**Request:** Write the data out again exactly, with no pictures.
============
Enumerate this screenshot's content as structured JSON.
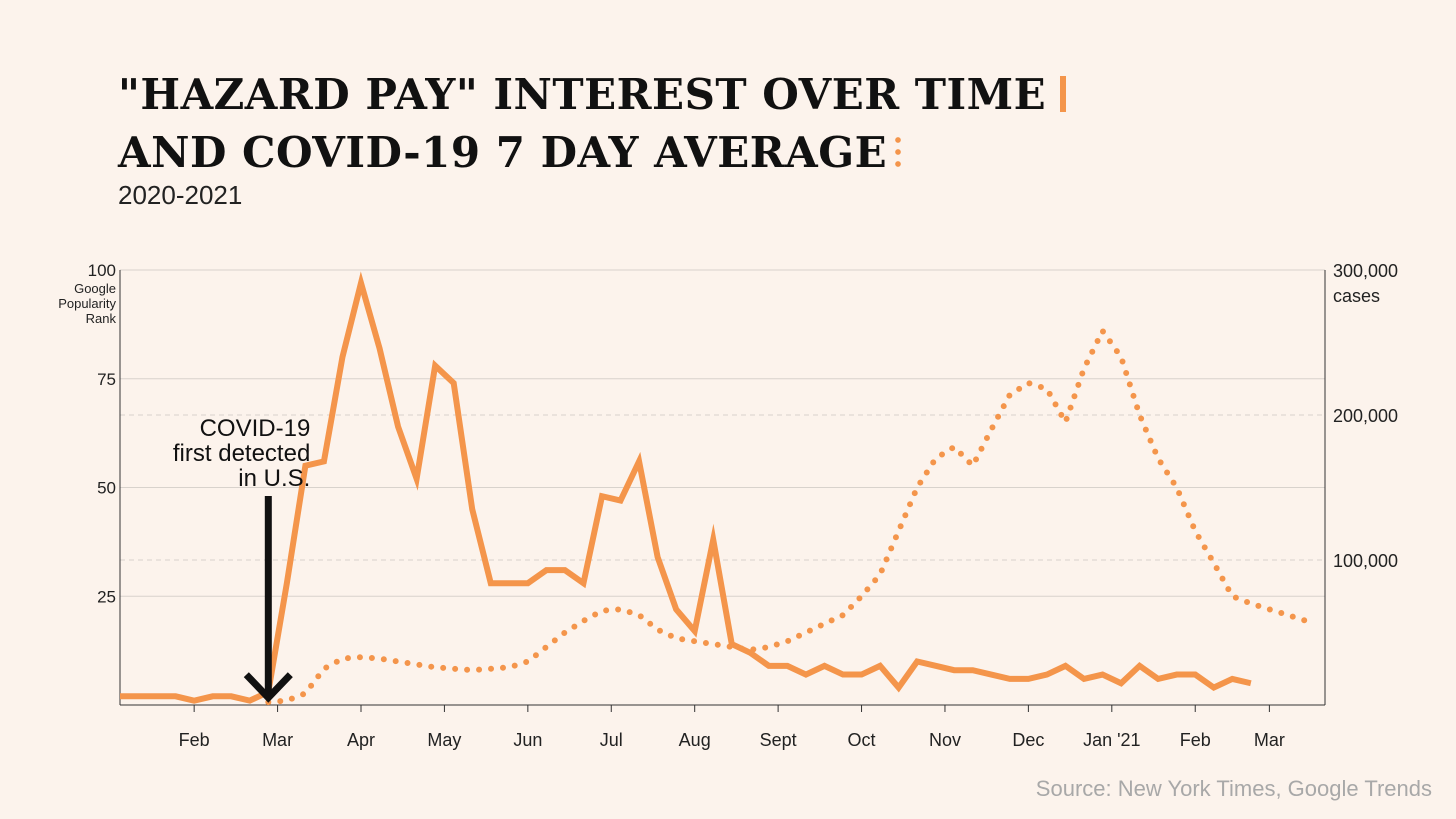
{
  "title_line1": "\"Hazard Pay\" Interest Over Time",
  "title_line2": "and COVID-19 7 Day Average",
  "subtitle": "2020-2021",
  "source": "Source: New York Times, Google Trends",
  "colors": {
    "accent": "#f4954b",
    "background": "#fcf3ec",
    "text": "#111111",
    "grid": "#d8d2cc",
    "source": "#a8a8a8"
  },
  "chart_data": {
    "type": "line",
    "x_unit": "week",
    "x": [
      0,
      1,
      2,
      3,
      4,
      5,
      6,
      7,
      8,
      9,
      10,
      11,
      12,
      13,
      14,
      15,
      16,
      17,
      18,
      19,
      20,
      21,
      22,
      23,
      24,
      25,
      26,
      27,
      28,
      29,
      30,
      31,
      32,
      33,
      34,
      35,
      36,
      37,
      38,
      39,
      40,
      41,
      42,
      43,
      44,
      45,
      46,
      47,
      48,
      49,
      50,
      51,
      52,
      53,
      54,
      55,
      56,
      57,
      58,
      59,
      60,
      61,
      62,
      63,
      64
    ],
    "x_ticks": [
      {
        "label": "Feb",
        "x": 4
      },
      {
        "label": "Mar",
        "x": 8.5
      },
      {
        "label": "Apr",
        "x": 13
      },
      {
        "label": "May",
        "x": 17.5
      },
      {
        "label": "Jun",
        "x": 22
      },
      {
        "label": "Jul",
        "x": 26.5
      },
      {
        "label": "Aug",
        "x": 31
      },
      {
        "label": "Sept",
        "x": 35.5
      },
      {
        "label": "Oct",
        "x": 40
      },
      {
        "label": "Nov",
        "x": 44.5
      },
      {
        "label": "Dec",
        "x": 49
      },
      {
        "label": "Jan '21",
        "x": 53.5
      },
      {
        "label": "Feb",
        "x": 58
      },
      {
        "label": "Mar",
        "x": 62
      }
    ],
    "xlim": [
      0,
      65
    ],
    "y_left": {
      "label_lines": [
        "Google",
        "Popularity",
        "Rank"
      ],
      "ylim": [
        0,
        100
      ],
      "ticks": [
        25,
        50,
        75,
        100
      ]
    },
    "y_right": {
      "label": "cases",
      "ylim": [
        0,
        300000
      ],
      "ticks": [
        100000,
        200000,
        300000
      ],
      "tick_labels": [
        "100,000",
        "200,000",
        "300,000"
      ]
    },
    "series": [
      {
        "axis": "left",
        "style": "solid",
        "values": [
          2,
          2,
          2,
          2,
          1,
          2,
          2,
          1,
          3,
          28,
          55,
          56,
          80,
          97,
          82,
          64,
          52,
          78,
          74,
          45,
          28,
          28,
          28,
          31,
          31,
          28,
          48,
          47,
          56,
          34,
          22,
          17,
          38,
          14,
          12,
          9,
          9,
          7,
          9,
          7,
          7,
          9,
          4,
          10,
          9,
          8,
          8,
          7,
          6,
          6,
          7,
          9,
          6,
          7,
          5,
          9,
          6,
          7,
          7,
          4,
          6,
          5,
          null,
          null,
          null
        ]
      },
      {
        "axis": "right",
        "style": "dotted",
        "values": [
          null,
          null,
          null,
          null,
          null,
          null,
          null,
          null,
          2000,
          3000,
          8000,
          25000,
          32000,
          33000,
          32000,
          30000,
          28000,
          26000,
          25000,
          24000,
          25000,
          26000,
          30000,
          40000,
          50000,
          58000,
          65000,
          66000,
          62000,
          52000,
          46000,
          44000,
          42000,
          40000,
          38000,
          40000,
          44000,
          50000,
          56000,
          62000,
          75000,
          90000,
          120000,
          150000,
          170000,
          178000,
          165000,
          190000,
          214000,
          222000,
          218000,
          195000,
          232000,
          258000,
          240000,
          200000,
          170000,
          150000,
          120000,
          98000,
          75000,
          70000,
          66000,
          62000,
          58000
        ]
      }
    ],
    "annotation": {
      "text_lines": [
        "COVID-19",
        "first detected",
        "in U.S."
      ],
      "x": 8,
      "arrow_to_y": 1
    }
  }
}
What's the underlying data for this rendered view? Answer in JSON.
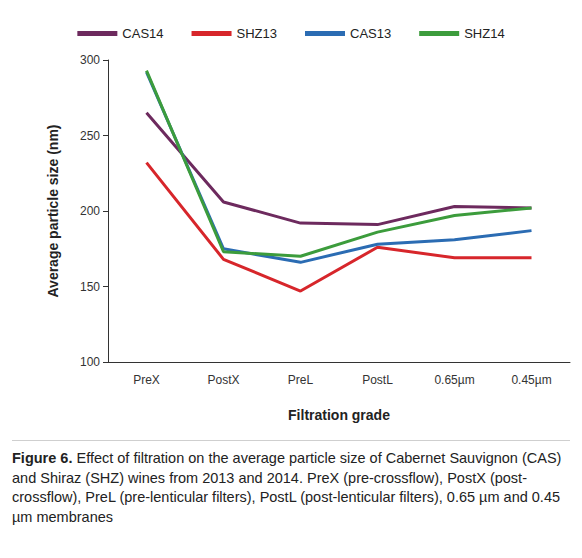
{
  "chart_data": {
    "type": "line",
    "x_label": "Filtration grade",
    "y_label": "Average particle size (nm)",
    "categories": [
      "PreX",
      "PostX",
      "PreL",
      "PostL",
      "0.65µm",
      "0.45µm"
    ],
    "series": [
      {
        "name": "CAS14",
        "color": "#6d2a5e",
        "values": [
          265,
          206,
          192,
          191,
          203,
          202
        ]
      },
      {
        "name": "SHZ13",
        "color": "#d7262b",
        "values": [
          232,
          168,
          147,
          176,
          169,
          169
        ]
      },
      {
        "name": "CAS13",
        "color": "#2b6cb3",
        "values": [
          292,
          175,
          166,
          178,
          181,
          187
        ]
      },
      {
        "name": "SHZ14",
        "color": "#3c9c3c",
        "values": [
          293,
          173,
          170,
          186,
          197,
          202
        ]
      }
    ],
    "ylim": [
      100,
      300
    ],
    "yticks": [
      100,
      150,
      200,
      250,
      300
    ],
    "grid": false,
    "legend": "top",
    "caption_label": "Figure 6.",
    "caption": "Effect of filtration on the average particle size of Cabernet Sauvignon (CAS) and Shiraz (SHZ) wines from 2013 and 2014. PreX (pre-crossflow), PostX (post-crossflow), PreL (pre-lenticular filters), PostL (post-lenticular filters), 0.65 µm and 0.45 µm membranes"
  }
}
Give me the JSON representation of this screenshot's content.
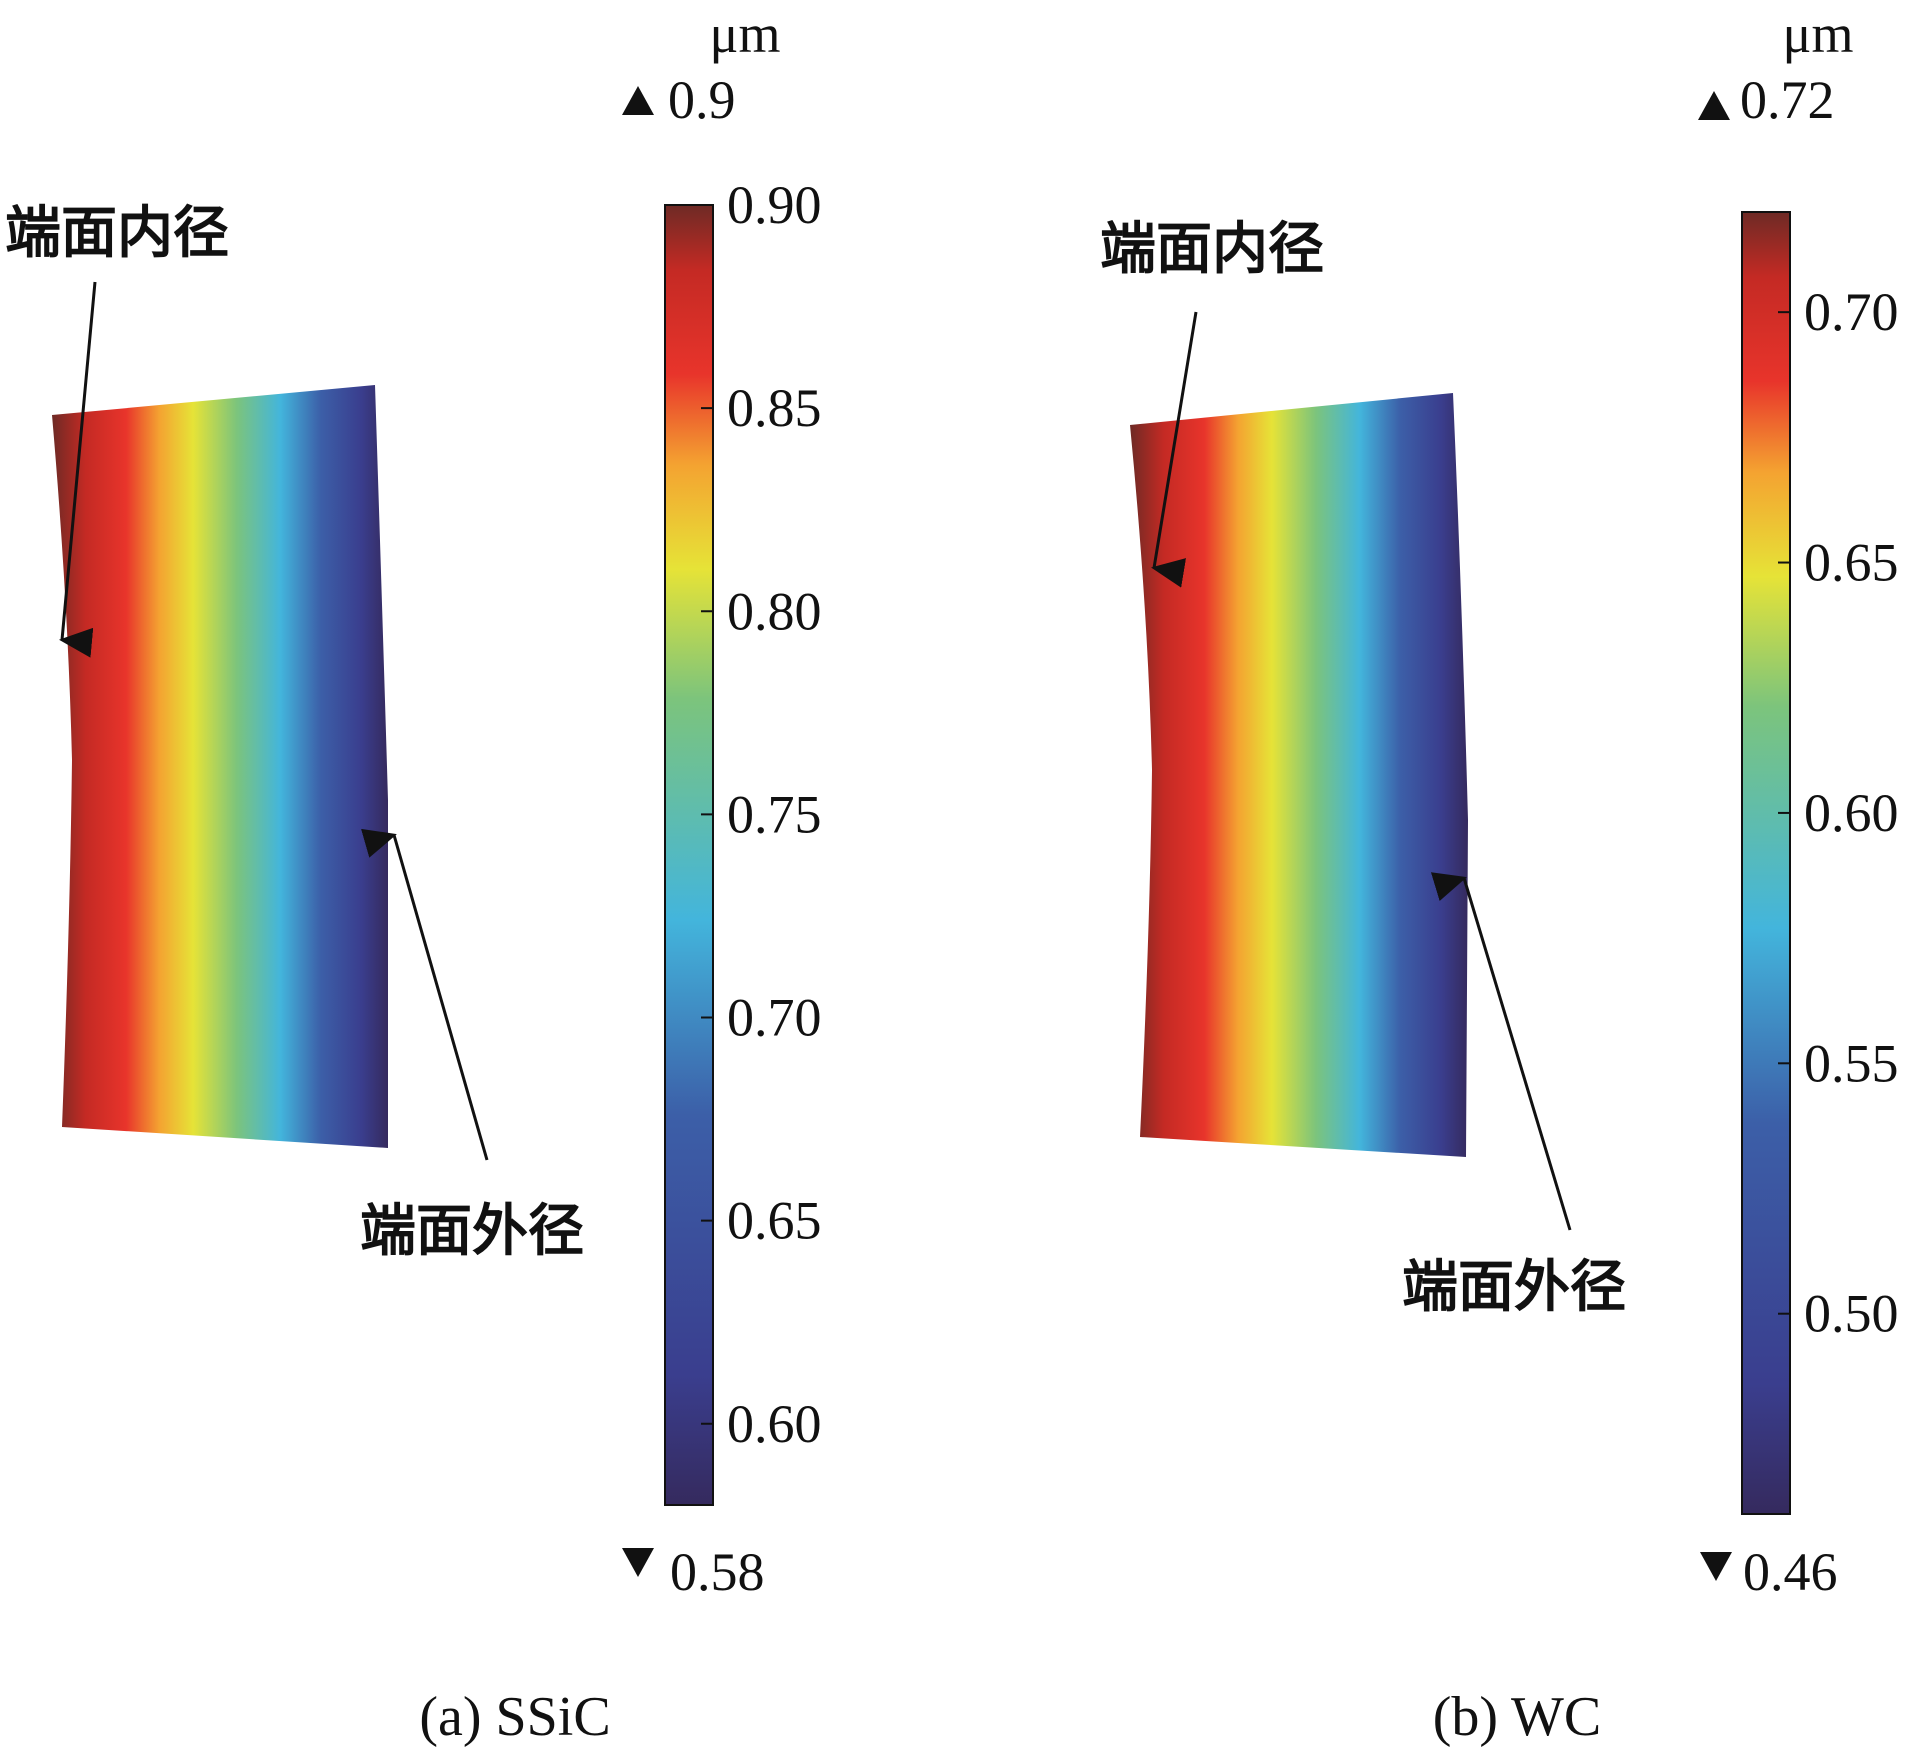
{
  "chart_data": [
    {
      "type": "heatmap",
      "caption": "(a) SSiC",
      "unit": "μm",
      "max_label": "0.9",
      "min_label": "0.58",
      "range": [
        0.58,
        0.9
      ],
      "colorbar_ticks": [
        "0.90",
        "0.85",
        "0.80",
        "0.75",
        "0.70",
        "0.65",
        "0.60"
      ],
      "annotations": [
        "端面内径",
        "端面外径"
      ]
    },
    {
      "type": "heatmap",
      "caption": "(b) WC",
      "unit": "μm",
      "max_label": "0.72",
      "min_label": "0.46",
      "range": [
        0.46,
        0.72
      ],
      "colorbar_ticks": [
        "0.70",
        "0.65",
        "0.60",
        "0.55",
        "0.50"
      ],
      "annotations": [
        "端面内径",
        "端面外径"
      ]
    }
  ],
  "colormap": [
    "#352a5e",
    "#3a3e8e",
    "#3c5fa8",
    "#43b5dc",
    "#7cc47c",
    "#e6e337",
    "#f4a331",
    "#e8342b",
    "#c42a24",
    "#6e2a25"
  ]
}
============
**Solution below:**
Enumerate this screenshot's content as structured JSON.
{
  "title_line1": "\"Hazard Pay\" Interest Over Time",
  "title_line2": "and COVID-19 7 Day Average",
  "subtitle": "2020-2021",
  "source": "Source: New York Times, Google Trends",
  "colors": {
    "accent": "#f4954b",
    "background": "#fcf3ec",
    "text": "#111111",
    "grid": "#d8d2cc",
    "source": "#a8a8a8"
  },
  "chart_data": {
    "type": "line",
    "x_unit": "week",
    "x": [
      0,
      1,
      2,
      3,
      4,
      5,
      6,
      7,
      8,
      9,
      10,
      11,
      12,
      13,
      14,
      15,
      16,
      17,
      18,
      19,
      20,
      21,
      22,
      23,
      24,
      25,
      26,
      27,
      28,
      29,
      30,
      31,
      32,
      33,
      34,
      35,
      36,
      37,
      38,
      39,
      40,
      41,
      42,
      43,
      44,
      45,
      46,
      47,
      48,
      49,
      50,
      51,
      52,
      53,
      54,
      55,
      56,
      57,
      58,
      59,
      60,
      61,
      62,
      63,
      64
    ],
    "x_ticks": [
      {
        "label": "Feb",
        "x": 4
      },
      {
        "label": "Mar",
        "x": 8.5
      },
      {
        "label": "Apr",
        "x": 13
      },
      {
        "label": "May",
        "x": 17.5
      },
      {
        "label": "Jun",
        "x": 22
      },
      {
        "label": "Jul",
        "x": 26.5
      },
      {
        "label": "Aug",
        "x": 31
      },
      {
        "label": "Sept",
        "x": 35.5
      },
      {
        "label": "Oct",
        "x": 40
      },
      {
        "label": "Nov",
        "x": 44.5
      },
      {
        "label": "Dec",
        "x": 49
      },
      {
        "label": "Jan '21",
        "x": 53.5
      },
      {
        "label": "Feb",
        "x": 58
      },
      {
        "label": "Mar",
        "x": 62
      }
    ],
    "xlim": [
      0,
      65
    ],
    "y_left": {
      "label_lines": [
        "Google",
        "Popularity",
        "Rank"
      ],
      "ylim": [
        0,
        100
      ],
      "ticks": [
        25,
        50,
        75,
        100
      ]
    },
    "y_right": {
      "label": "cases",
      "ylim": [
        0,
        300000
      ],
      "ticks": [
        100000,
        200000,
        300000
      ],
      "tick_labels": [
        "100,000",
        "200,000",
        "300,000"
      ]
    },
    "series": [
      {
        "axis": "left",
        "style": "solid",
        "values": [
          2,
          2,
          2,
          2,
          1,
          2,
          2,
          1,
          3,
          28,
          55,
          56,
          80,
          97,
          82,
          64,
          52,
          78,
          74,
          45,
          28,
          28,
          28,
          31,
          31,
          28,
          48,
          47,
          56,
          34,
          22,
          17,
          38,
          14,
          12,
          9,
          9,
          7,
          9,
          7,
          7,
          9,
          4,
          10,
          9,
          8,
          8,
          7,
          6,
          6,
          7,
          9,
          6,
          7,
          5,
          9,
          6,
          7,
          7,
          4,
          6,
          5,
          null,
          null,
          null
        ]
      },
      {
        "axis": "right",
        "style": "dotted",
        "values": [
          null,
          null,
          null,
          null,
          null,
          null,
          null,
          null,
          2000,
          3000,
          8000,
          25000,
          32000,
          33000,
          32000,
          30000,
          28000,
          26000,
          25000,
          24000,
          25000,
          26000,
          30000,
          40000,
          50000,
          58000,
          65000,
          66000,
          62000,
          52000,
          46000,
          44000,
          42000,
          40000,
          38000,
          40000,
          44000,
          50000,
          56000,
          62000,
          75000,
          90000,
          120000,
          150000,
          170000,
          178000,
          165000,
          190000,
          214000,
          222000,
          218000,
          195000,
          232000,
          258000,
          240000,
          200000,
          170000,
          150000,
          120000,
          98000,
          75000,
          70000,
          66000,
          62000,
          58000
        ]
      }
    ],
    "annotation": {
      "text_lines": [
        "COVID-19",
        "first detected",
        "in U.S."
      ],
      "x": 8,
      "arrow_to_y": 1
    }
  }
}
What's the underlying data for this rendered view? Answer in JSON.
{
  "chart_data": {
    "type": "line",
    "x_label": "Filtration grade",
    "y_label": "Average particle size (nm)",
    "categories": [
      "PreX",
      "PostX",
      "PreL",
      "PostL",
      "0.65µm",
      "0.45µm"
    ],
    "series": [
      {
        "name": "CAS14",
        "color": "#6d2a5e",
        "values": [
          265,
          206,
          192,
          191,
          203,
          202
        ]
      },
      {
        "name": "SHZ13",
        "color": "#d7262b",
        "values": [
          232,
          168,
          147,
          176,
          169,
          169
        ]
      },
      {
        "name": "CAS13",
        "color": "#2b6cb3",
        "values": [
          292,
          175,
          166,
          178,
          181,
          187
        ]
      },
      {
        "name": "SHZ14",
        "color": "#3c9c3c",
        "values": [
          293,
          173,
          170,
          186,
          197,
          202
        ]
      }
    ],
    "ylim": [
      100,
      300
    ],
    "yticks": [
      100,
      150,
      200,
      250,
      300
    ],
    "grid": false,
    "legend": "top",
    "caption_label": "Figure 6.",
    "caption": "Effect of filtration on the average particle size of Cabernet Sauvignon (CAS) and Shiraz (SHZ) wines from 2013 and 2014. PreX (pre-crossflow), PostX (post-crossflow), PreL (pre-lenticular filters), PostL (post-lenticular filters), 0.65 µm and 0.45 µm membranes"
  }
}
Give me the JSON representation of this screenshot's content.
{
  "chart_data": [
    {
      "type": "heatmap",
      "caption": "(a) SSiC",
      "unit": "μm",
      "max_label": "0.9",
      "min_label": "0.58",
      "range": [
        0.58,
        0.9
      ],
      "colorbar_ticks": [
        "0.90",
        "0.85",
        "0.80",
        "0.75",
        "0.70",
        "0.65",
        "0.60"
      ],
      "annotations": [
        "端面内径",
        "端面外径"
      ]
    },
    {
      "type": "heatmap",
      "caption": "(b) WC",
      "unit": "μm",
      "max_label": "0.72",
      "min_label": "0.46",
      "range": [
        0.46,
        0.72
      ],
      "colorbar_ticks": [
        "0.70",
        "0.65",
        "0.60",
        "0.55",
        "0.50"
      ],
      "annotations": [
        "端面内径",
        "端面外径"
      ]
    }
  ],
  "colormap": [
    "#352a5e",
    "#3a3e8e",
    "#3c5fa8",
    "#43b5dc",
    "#7cc47c",
    "#e6e337",
    "#f4a331",
    "#e8342b",
    "#c42a24",
    "#6e2a25"
  ]
}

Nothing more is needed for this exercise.